### TEXT SEGMENT
^^^^

27 October, 2008. 3:27 P.M. IST
Duncan and Geoffery chat over the Internet, Google Talk. Duncan’s in Persia, Geoffery in Bombay, India:

17 December 2008, 8:27 P.M. IST
Duncan and Geoffery further commit to the task at hand:

Friday, 26 December, 1:00 P.M. IST
“Bugger, where are we going tomorrow?”
“I don’t know. Let’s just take the car and take off! We can go to that fort and come back. Or probably stay at Khandala!”
“Bugger, Khandala sucks! Let me speak to Benjaman.”
“Bugger, Benjaman, where are we going tomorrow?”
“Bugger, check that book of yours and suggest a place. I’m busy at work. It’ll be excellent if you can send us some website links.”
So Geoffery opens his guide book, the very first page reads: Kalote Lake, location, Karjat-Khopoli, by road, 73 kms along the old Mumbai-Pune highway. Lake! Let’s go! After a few Googles, Geoffery pastes some web links on Benjaman and Duncan’s chat windows!
“Bugger! Let’s go!”
Saturday, 27 December 2008, 6:00 A.M. IST
Duncan, Geoffery, Benjaman and Gus assemble at the top of the road.
“Fuck! I cannot believe we’ve actually made it! We’re doing a road trip! Let’s go!”
Duncan logs on to his satellite global positioning software via his mobile phone. The boys drive towards Vashi, New Bombay but a few kilometers before toll:
“Oh fuck! My wallet! I didn’t bring my wallet! It must have fallen off somewhere here! Oh fuck! No! I don’t have my wallet! HA HA HA HA! Benjaman has done it again!”
So the boys head back to the top of the road to fetch Benjaman’s wallet. But within minutes they’re back on the highway.
“OOOOOOOOOOOOOOOOO! Sunrise! Lush!”
They pass by trucks, cars, reckless bikes along the old Pune road, drive along until they reach Uncle’s shop, Uncle, their good luck charm at Khopoli junction. The boys craved for balls of potato squashed within loafs of bread. But it was not to be. Instead they were served chickpea scattered among farsan and sewage water.. a local delight, Usal Pav:
Photo by Duncan
As the boys were leaving, the cook was to deep frying his potatoes. Duration 11 seconds:
After breakfast and tea:
“Let’s ask him how to get to the lake!”
“बॉस, कलोते लेक कैसा जानेका?”
“इधर से लेफ्ट जाओ। पली रोड पे। उधर फाटक आयगा। उधर पूछो।”
“The same Pali Road! The same road we took to Durshet! Let’s go!”
“Bugger, let’s be sure! Let’s doubly check with this bar guy!”
“बॉस, कलोते लेक जानेका है।”
“सीधा जाओ। बॉम्बे रोड पे। ७ किलोमीटर। “
“इधर और क्या है?”
“हिल स्टेशन। पली रोड पे। रिसॉर्ट है।”

^^^^

### COLLECTED DATA
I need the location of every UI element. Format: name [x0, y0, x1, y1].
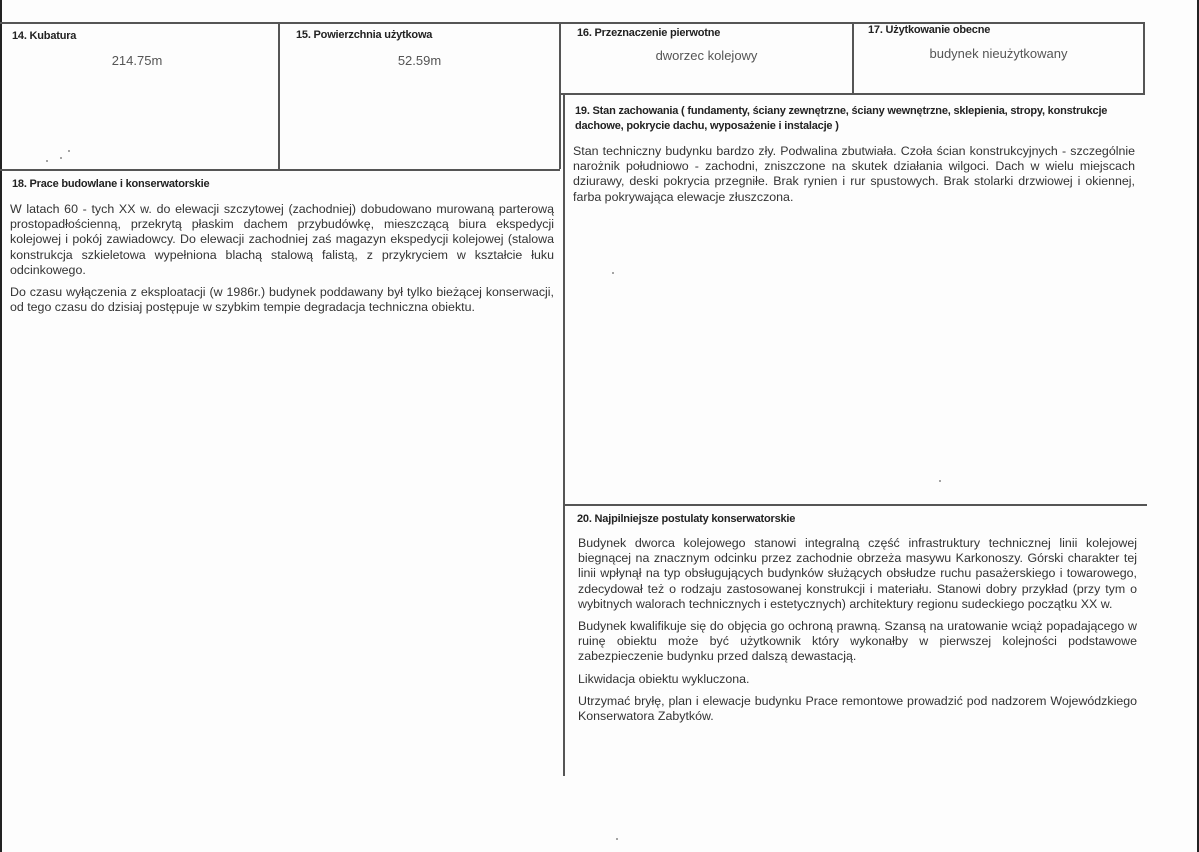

^^^^

### TASKS
A) Rewrite the road trip story from "Duncan logs on" to "on the highway.", swapping "wallet" for "passport".
B) In the road trip story, why do the boys turn back a few kilometers before the toll near Vashi?

### EXPECTED RESPONSES
A)
Duncan logs on to his satellite global positioning software via his mobile phone. The boys drive towards Vashi, New Bombay but a few kilometers before toll:
“Oh fuck! My passport! I didn’t bring my passport! It must have fallen off somewhere here! Oh fuck! No! I don’t have my passport! HA HA HA HA! Benjaman has done it again!”
So the boys head back to the top of the road to fetch Benjaman’s passport. But within minutes they’re back on the highway.

B) Benjaman realized he hadn't brought his wallet. The boys drove back to the top of the road to fetch it.